TASK STATEMENT » Show every line that has the string "WIFI" in it.

DATASET CONTENT »
----

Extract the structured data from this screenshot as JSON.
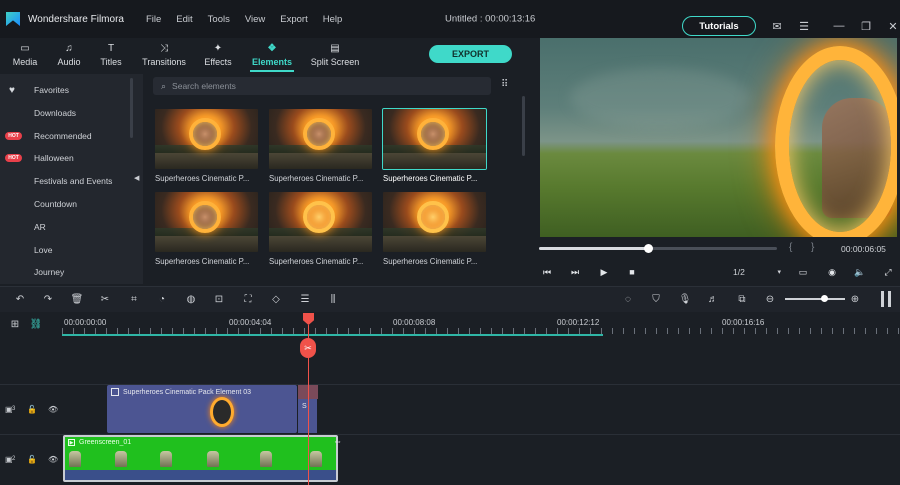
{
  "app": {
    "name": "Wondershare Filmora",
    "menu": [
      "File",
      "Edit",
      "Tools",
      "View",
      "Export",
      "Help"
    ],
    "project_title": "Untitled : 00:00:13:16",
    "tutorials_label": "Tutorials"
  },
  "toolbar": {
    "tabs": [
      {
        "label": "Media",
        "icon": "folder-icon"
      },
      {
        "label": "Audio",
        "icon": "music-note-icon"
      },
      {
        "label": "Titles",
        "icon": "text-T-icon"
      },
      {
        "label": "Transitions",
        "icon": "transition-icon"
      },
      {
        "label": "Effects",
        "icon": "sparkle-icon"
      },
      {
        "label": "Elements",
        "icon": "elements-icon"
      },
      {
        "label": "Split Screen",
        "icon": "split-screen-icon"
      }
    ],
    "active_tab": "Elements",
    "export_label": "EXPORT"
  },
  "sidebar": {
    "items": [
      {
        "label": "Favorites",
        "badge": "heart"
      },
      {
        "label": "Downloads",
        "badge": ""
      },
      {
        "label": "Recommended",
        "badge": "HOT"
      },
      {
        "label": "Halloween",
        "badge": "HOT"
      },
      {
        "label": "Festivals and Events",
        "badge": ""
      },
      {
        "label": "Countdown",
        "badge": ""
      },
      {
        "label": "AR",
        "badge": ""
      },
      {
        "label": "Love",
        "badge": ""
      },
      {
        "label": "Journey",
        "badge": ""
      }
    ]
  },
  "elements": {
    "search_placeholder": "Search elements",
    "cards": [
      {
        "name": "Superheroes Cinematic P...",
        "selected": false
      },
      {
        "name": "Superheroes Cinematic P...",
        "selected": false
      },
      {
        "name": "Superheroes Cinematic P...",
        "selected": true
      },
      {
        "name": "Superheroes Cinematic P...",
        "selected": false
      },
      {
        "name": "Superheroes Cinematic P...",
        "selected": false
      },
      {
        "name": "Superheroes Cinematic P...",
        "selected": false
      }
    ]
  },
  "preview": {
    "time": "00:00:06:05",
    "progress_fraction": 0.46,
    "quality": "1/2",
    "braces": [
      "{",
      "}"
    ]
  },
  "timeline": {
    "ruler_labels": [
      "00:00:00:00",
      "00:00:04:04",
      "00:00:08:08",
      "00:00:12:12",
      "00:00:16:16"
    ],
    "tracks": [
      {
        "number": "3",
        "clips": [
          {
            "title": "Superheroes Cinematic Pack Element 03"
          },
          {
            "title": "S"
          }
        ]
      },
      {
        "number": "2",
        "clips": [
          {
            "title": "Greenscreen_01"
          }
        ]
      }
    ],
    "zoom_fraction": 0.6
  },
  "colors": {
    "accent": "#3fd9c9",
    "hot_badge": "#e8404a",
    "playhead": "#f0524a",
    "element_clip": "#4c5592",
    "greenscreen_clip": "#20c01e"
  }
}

----

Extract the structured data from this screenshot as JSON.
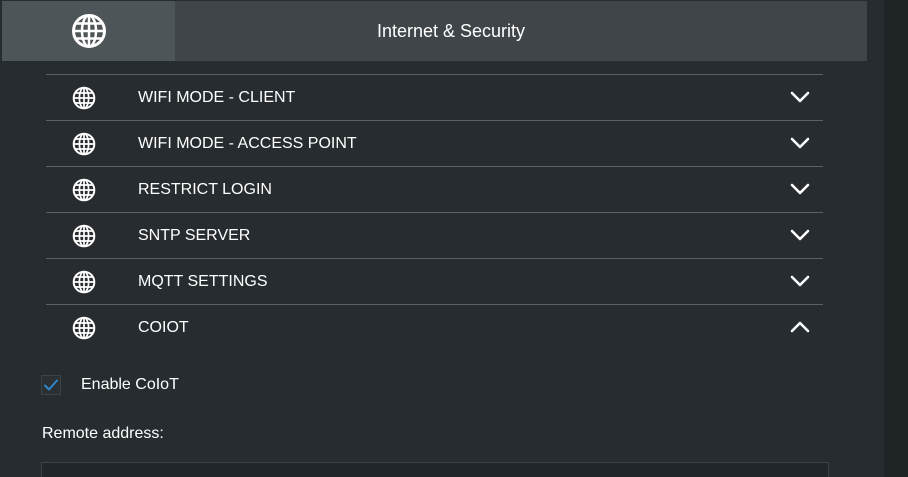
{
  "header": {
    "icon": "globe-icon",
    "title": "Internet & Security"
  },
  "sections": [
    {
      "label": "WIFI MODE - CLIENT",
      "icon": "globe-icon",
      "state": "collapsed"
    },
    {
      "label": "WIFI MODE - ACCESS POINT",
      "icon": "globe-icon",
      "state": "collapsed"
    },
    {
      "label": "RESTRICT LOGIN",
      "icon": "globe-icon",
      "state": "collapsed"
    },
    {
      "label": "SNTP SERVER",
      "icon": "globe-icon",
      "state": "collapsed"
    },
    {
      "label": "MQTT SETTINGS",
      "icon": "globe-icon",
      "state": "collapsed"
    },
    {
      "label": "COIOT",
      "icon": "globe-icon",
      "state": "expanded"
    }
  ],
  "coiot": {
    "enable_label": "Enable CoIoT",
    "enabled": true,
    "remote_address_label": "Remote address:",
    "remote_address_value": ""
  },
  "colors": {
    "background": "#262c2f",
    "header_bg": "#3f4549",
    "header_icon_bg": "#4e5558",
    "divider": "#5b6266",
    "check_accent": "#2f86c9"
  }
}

----

RESULT OF THIS EXERCISE »
      "label": "WIFI MODE - CLIENT",
      "label": "WIFI MODE - ACCESS POINT",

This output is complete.